(Items from a data source)
########################################
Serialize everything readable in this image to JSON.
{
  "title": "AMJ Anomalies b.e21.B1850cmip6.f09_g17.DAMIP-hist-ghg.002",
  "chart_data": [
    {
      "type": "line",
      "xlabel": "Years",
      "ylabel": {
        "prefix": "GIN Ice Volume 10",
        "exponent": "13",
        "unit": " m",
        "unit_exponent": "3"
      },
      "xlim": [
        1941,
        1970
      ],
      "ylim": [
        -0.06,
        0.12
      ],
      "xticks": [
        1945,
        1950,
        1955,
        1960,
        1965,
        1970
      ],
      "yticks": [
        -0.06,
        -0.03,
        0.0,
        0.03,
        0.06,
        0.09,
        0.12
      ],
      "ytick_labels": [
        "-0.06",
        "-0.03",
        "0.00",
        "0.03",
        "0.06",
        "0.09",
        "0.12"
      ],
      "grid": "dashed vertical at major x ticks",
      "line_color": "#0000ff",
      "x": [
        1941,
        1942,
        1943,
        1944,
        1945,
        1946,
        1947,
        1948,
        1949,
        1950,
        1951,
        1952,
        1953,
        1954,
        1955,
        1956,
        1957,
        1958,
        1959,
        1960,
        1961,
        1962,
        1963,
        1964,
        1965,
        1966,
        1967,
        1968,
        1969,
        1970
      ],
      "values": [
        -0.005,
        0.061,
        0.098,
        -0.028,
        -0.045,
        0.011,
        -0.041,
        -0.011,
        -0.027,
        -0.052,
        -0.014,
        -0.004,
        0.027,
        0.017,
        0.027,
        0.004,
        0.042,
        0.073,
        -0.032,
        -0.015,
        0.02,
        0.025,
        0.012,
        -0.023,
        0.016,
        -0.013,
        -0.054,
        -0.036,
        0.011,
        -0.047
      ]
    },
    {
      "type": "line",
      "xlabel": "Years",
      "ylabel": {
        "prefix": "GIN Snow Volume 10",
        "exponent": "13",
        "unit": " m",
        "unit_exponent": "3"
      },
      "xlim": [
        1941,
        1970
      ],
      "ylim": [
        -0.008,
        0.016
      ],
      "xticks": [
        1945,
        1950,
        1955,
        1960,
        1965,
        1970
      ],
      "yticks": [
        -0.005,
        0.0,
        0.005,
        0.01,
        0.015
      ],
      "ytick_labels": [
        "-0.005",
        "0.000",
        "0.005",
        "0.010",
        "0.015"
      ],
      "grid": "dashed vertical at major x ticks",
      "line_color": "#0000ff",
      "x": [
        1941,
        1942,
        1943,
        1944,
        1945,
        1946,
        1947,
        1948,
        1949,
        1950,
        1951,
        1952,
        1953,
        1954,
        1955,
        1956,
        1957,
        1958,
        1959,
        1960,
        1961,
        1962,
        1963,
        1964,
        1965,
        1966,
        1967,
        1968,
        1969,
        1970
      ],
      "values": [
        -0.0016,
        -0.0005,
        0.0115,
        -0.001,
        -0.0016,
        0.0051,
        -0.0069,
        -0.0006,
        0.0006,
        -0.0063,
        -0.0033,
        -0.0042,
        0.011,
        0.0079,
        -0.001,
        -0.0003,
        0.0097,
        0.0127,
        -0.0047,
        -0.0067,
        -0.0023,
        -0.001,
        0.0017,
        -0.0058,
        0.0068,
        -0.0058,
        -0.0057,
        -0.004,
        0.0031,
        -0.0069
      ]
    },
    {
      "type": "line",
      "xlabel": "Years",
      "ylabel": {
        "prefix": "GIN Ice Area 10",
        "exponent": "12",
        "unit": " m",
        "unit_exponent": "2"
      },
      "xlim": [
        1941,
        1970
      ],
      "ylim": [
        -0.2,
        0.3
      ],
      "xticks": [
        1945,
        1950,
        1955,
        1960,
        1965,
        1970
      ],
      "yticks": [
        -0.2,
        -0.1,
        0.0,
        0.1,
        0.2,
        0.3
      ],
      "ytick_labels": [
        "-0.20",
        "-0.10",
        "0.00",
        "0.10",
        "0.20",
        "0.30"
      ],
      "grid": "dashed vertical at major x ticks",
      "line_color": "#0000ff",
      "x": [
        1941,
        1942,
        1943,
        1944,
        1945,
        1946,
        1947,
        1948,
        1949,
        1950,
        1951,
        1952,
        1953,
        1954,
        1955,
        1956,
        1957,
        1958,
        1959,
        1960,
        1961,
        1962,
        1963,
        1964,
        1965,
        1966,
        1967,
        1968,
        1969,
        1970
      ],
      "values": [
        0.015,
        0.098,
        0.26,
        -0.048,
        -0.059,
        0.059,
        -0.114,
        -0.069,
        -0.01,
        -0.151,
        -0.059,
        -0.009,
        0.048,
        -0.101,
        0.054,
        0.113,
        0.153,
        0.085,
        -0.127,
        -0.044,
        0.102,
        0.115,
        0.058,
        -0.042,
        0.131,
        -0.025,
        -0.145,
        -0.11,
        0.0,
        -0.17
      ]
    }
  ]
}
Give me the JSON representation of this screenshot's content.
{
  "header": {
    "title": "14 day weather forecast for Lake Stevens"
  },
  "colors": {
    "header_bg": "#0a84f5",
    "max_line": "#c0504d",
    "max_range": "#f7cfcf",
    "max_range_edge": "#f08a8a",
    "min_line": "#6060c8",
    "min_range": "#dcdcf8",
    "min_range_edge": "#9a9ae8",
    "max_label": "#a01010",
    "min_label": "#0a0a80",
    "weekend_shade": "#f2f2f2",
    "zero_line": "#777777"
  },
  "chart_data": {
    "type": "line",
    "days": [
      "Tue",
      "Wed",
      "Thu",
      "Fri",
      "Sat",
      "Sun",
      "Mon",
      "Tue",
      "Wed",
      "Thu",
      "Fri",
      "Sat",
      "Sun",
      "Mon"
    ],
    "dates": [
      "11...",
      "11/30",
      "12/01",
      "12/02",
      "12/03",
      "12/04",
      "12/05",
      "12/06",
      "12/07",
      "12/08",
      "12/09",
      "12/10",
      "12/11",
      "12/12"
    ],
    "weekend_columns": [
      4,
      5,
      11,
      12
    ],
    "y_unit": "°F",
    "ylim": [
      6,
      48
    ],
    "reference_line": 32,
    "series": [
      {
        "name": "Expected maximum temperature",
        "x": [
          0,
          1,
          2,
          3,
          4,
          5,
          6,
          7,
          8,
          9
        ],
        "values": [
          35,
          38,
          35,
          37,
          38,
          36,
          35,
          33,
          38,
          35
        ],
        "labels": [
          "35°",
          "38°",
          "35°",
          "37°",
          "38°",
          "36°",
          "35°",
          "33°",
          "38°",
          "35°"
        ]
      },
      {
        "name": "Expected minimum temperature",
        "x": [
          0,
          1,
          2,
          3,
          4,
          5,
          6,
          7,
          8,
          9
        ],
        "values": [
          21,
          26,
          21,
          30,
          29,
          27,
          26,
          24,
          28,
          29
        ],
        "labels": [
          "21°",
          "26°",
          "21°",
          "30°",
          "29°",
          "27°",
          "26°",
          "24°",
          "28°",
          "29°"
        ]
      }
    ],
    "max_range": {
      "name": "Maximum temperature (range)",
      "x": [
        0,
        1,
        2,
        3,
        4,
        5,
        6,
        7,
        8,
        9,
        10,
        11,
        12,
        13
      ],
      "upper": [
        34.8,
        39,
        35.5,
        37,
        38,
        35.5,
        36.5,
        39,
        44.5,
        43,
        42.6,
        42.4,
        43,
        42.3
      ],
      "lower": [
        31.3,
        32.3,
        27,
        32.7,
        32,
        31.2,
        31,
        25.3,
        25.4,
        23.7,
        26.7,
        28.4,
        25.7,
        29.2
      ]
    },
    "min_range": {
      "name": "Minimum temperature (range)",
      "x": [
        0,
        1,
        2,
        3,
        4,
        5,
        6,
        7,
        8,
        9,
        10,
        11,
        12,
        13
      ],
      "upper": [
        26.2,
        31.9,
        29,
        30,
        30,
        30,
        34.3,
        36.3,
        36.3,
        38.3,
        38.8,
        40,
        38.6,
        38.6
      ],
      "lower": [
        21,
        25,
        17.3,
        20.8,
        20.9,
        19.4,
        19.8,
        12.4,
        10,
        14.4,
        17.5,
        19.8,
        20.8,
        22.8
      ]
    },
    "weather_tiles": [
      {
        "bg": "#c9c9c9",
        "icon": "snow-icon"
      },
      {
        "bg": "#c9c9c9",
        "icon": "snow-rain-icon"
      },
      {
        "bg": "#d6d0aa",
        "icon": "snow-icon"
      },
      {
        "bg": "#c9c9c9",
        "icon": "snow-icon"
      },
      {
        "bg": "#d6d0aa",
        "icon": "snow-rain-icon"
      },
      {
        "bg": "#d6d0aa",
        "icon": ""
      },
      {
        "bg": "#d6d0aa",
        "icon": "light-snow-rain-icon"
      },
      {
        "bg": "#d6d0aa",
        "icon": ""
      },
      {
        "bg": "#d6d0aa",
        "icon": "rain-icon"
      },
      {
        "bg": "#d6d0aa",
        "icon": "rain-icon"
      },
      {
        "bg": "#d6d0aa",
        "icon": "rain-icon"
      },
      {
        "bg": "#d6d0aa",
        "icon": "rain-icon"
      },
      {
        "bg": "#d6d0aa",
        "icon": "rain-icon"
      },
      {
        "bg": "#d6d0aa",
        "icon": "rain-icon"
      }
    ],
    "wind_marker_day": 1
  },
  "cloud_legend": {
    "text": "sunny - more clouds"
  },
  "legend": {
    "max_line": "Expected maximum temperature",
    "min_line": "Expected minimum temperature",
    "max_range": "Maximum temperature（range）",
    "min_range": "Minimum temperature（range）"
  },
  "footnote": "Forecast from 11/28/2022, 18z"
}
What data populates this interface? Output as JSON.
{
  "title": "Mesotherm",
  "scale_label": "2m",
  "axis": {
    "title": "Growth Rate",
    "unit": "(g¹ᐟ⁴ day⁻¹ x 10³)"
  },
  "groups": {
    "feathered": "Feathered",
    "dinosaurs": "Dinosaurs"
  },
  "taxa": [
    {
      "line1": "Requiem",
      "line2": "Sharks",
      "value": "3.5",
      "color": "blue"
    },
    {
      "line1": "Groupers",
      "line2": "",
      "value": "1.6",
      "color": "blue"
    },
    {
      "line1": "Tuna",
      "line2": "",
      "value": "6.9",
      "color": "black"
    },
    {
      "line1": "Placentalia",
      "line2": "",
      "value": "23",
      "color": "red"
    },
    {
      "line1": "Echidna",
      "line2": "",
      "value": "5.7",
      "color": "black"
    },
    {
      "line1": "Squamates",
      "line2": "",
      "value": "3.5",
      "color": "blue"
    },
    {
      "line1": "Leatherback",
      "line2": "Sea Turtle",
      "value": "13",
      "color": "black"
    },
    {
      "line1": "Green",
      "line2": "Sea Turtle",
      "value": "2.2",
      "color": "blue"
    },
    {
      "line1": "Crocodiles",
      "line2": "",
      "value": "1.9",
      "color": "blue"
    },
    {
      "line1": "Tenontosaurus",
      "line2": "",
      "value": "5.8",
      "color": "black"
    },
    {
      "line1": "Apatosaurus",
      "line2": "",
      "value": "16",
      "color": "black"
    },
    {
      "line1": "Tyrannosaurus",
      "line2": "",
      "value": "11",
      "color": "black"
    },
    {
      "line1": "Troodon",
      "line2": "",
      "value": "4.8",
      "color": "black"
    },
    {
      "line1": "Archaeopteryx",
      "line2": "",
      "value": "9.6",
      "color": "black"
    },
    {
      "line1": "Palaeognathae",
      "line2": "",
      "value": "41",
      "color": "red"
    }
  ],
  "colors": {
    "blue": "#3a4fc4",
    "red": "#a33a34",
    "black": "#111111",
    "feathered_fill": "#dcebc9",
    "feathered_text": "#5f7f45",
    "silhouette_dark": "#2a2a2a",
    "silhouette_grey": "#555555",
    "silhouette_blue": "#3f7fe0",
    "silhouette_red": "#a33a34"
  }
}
########################################
Your task is to list each line of the records with the word "title".

  "title": "AMJ Anomalies b.e21.B1850cmip6.f09_g17.DAMIP-hist-ghg.002",
    "title": "14 day weather forecast for Lake Stevens"
  "title": "Mesotherm",
    "title": "Growth Rate",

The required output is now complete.